WHAT TO WORK ON =
Extract, exactly as written, all lines of the material below from the line that includes "Give me a plain-text" through its last line.

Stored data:

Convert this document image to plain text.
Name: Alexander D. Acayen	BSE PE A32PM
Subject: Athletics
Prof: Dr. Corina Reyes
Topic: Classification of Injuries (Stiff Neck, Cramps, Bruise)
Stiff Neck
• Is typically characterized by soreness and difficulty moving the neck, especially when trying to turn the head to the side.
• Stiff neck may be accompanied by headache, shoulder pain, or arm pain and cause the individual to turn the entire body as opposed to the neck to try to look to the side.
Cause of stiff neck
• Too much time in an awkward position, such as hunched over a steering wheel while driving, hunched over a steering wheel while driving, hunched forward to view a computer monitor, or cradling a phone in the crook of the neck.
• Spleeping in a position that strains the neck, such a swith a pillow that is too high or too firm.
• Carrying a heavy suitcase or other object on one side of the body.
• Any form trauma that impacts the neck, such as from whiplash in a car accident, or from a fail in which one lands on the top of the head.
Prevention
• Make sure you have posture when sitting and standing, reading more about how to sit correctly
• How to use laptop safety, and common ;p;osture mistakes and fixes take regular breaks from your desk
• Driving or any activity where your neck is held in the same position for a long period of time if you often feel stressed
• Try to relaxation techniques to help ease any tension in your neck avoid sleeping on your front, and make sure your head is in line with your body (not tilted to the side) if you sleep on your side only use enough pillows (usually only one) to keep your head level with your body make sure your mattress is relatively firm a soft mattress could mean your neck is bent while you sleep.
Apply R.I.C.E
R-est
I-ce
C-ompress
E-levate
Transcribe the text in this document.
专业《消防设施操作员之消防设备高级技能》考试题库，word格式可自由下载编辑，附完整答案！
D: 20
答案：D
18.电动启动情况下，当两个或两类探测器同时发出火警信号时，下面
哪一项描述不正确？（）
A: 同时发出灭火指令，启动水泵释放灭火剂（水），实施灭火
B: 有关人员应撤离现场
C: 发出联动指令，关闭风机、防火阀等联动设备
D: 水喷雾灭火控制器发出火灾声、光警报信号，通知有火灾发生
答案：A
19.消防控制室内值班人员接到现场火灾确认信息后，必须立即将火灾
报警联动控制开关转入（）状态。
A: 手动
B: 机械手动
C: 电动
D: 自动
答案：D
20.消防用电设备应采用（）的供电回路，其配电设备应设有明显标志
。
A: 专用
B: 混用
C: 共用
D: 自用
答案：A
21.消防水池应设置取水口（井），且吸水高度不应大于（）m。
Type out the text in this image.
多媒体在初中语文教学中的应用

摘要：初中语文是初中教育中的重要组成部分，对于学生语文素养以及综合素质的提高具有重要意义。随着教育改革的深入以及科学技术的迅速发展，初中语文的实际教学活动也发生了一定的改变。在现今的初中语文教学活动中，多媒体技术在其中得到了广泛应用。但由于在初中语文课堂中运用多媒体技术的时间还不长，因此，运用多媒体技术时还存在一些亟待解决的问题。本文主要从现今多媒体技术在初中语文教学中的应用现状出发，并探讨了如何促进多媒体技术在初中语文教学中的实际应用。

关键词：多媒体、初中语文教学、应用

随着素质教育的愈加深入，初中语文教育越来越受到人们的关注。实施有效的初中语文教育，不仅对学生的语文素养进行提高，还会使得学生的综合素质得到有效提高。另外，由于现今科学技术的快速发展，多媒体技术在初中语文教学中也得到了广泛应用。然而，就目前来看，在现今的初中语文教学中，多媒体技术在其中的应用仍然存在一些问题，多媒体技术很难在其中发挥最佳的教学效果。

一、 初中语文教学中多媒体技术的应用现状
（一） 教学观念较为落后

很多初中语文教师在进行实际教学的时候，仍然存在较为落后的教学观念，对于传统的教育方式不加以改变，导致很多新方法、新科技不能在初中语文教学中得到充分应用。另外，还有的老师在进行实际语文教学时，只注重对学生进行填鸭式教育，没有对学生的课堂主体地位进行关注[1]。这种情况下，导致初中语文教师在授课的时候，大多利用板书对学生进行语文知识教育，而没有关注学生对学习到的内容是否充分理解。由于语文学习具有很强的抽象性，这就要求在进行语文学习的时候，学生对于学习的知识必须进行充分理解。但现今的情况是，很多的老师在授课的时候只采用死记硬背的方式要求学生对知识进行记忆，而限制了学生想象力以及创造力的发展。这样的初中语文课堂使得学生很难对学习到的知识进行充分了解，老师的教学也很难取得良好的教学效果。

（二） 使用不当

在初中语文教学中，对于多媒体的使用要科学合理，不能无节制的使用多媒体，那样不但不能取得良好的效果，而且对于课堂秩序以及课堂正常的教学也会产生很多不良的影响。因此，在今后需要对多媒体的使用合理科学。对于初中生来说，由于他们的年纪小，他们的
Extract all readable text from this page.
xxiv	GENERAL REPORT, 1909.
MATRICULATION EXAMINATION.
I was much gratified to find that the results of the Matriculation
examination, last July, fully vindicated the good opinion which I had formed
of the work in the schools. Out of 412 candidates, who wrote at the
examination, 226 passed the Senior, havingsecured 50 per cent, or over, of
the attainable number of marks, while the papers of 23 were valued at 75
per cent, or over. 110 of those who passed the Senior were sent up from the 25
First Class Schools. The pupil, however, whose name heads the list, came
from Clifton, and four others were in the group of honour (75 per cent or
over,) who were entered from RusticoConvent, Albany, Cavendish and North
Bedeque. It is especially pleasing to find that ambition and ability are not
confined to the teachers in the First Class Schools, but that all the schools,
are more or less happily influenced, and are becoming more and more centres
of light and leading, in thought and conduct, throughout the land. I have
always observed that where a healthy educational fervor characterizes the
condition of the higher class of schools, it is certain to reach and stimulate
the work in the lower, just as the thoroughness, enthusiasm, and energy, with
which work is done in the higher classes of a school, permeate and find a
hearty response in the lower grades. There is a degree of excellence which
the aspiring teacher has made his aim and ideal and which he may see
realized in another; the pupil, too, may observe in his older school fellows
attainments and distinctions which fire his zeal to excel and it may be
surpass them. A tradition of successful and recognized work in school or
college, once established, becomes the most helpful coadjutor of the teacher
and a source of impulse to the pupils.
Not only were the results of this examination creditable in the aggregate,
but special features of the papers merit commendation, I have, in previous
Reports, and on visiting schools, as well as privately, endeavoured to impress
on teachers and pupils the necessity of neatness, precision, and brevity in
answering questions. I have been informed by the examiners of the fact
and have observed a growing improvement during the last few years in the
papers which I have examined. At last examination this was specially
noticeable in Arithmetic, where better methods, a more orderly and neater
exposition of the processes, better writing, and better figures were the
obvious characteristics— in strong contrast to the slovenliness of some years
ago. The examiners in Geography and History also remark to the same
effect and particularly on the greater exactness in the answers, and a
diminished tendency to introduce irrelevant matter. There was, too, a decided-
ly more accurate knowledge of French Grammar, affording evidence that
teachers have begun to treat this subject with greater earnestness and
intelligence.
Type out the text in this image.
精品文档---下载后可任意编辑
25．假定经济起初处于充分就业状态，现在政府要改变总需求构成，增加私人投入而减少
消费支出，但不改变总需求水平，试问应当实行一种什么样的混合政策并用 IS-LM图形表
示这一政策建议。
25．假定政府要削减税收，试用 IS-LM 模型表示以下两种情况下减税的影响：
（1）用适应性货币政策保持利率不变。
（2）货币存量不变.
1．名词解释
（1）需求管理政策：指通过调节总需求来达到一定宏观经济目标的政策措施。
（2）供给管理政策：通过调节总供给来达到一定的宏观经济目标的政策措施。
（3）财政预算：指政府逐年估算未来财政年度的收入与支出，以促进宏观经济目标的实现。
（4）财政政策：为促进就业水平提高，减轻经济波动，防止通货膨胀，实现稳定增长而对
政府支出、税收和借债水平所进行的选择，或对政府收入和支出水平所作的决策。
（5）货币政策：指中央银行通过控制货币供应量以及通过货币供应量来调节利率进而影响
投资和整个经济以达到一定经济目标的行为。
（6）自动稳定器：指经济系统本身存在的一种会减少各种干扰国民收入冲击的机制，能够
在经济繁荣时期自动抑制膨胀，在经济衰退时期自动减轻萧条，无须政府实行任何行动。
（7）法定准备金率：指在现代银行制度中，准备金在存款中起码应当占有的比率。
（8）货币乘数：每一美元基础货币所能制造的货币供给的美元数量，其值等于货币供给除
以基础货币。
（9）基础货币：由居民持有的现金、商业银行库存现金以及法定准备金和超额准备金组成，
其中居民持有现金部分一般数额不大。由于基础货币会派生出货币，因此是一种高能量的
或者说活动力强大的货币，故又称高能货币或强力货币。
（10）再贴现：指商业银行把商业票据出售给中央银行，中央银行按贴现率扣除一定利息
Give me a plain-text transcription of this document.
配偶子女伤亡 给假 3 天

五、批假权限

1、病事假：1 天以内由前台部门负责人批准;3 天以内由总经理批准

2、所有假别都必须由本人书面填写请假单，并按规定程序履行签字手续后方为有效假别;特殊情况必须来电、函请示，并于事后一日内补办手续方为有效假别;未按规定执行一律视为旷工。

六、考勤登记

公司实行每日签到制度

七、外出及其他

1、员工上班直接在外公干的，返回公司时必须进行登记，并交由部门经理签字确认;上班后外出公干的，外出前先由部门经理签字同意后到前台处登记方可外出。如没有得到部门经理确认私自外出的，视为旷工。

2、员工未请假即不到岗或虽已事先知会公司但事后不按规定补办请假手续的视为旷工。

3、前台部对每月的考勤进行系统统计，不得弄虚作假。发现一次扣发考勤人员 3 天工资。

ANSWER BELOW =
Give me a plain-text transcription of this document.
配偶子女伤亡 给假 3 天

五、批假权限

1、病事假：1 天以内由前台部门负责人批准;3 天以内由总经理批准

2、所有假别都必须由本人书面填写请假单，并按规定程序履行签字手续后方为有效假别;特殊情况必须来电、函请示，并于事后一日内补办手续方为有效假别;未按规定执行一律视为旷工。

六、考勤登记

公司实行每日签到制度

七、外出及其他

1、员工上班直接在外公干的，返回公司时必须进行登记，并交由部门经理签字确认;上班后外出公干的，外出前先由部门经理签字同意后到前台处登记方可外出。如没有得到部门经理确认私自外出的，视为旷工。

2、员工未请假即不到岗或虽已事先知会公司但事后不按规定补办请假手续的视为旷工。

3、前台部对每月的考勤进行系统统计，不得弄虚作假。发现一次扣发考勤人员 3 天工资。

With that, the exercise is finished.